GIVEN EXERCISE ->
Find the string "Luật" in the entries and copy each line that has it.

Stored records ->
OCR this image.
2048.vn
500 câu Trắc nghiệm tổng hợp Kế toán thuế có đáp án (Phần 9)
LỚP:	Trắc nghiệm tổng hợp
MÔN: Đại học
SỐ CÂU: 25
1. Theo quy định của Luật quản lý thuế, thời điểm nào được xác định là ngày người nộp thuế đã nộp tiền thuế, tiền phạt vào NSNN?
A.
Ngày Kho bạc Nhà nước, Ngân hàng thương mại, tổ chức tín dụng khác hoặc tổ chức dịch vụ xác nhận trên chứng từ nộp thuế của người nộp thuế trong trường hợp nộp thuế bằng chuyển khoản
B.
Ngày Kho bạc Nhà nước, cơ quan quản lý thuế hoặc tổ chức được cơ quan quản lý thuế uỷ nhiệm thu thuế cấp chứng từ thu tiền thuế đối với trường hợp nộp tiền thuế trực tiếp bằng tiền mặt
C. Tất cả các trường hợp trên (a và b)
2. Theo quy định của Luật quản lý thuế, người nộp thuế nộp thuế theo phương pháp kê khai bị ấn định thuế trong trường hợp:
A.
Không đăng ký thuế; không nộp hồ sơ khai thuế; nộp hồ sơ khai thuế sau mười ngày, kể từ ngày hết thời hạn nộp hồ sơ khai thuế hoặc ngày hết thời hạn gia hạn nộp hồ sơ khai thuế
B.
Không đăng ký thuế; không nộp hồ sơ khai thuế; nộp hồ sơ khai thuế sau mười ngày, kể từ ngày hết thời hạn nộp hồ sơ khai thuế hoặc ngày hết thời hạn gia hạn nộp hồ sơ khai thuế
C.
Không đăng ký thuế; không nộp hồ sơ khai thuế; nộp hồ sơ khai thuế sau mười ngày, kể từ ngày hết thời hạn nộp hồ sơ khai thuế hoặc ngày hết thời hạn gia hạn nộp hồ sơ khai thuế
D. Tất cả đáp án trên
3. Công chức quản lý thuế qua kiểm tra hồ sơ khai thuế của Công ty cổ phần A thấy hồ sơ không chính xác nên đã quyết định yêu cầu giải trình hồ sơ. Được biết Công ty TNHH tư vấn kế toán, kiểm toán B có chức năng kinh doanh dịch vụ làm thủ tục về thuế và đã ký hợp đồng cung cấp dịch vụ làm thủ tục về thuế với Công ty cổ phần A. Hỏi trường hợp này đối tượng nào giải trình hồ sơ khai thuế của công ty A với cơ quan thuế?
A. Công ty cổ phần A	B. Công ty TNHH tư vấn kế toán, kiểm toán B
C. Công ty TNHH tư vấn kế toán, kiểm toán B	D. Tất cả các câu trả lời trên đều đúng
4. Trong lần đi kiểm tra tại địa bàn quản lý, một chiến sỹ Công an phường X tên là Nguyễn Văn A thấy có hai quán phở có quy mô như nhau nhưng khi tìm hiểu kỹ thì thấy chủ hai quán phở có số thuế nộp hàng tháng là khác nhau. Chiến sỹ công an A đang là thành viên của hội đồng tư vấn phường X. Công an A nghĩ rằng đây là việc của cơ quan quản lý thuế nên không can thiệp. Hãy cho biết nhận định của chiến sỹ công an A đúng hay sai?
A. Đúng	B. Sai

SOLUTION TO THE PROBLEM ->
1. Theo quy định của Luật quản lý thuế, thời điểm nào được xác định là ngày người nộp thuế đã nộp tiền thuế, tiền phạt vào NSNN?
2. Theo quy định của Luật quản lý thuế, người nộp thuế nộp thuế theo phương pháp kê khai bị ấn định thuế trong trường hợp:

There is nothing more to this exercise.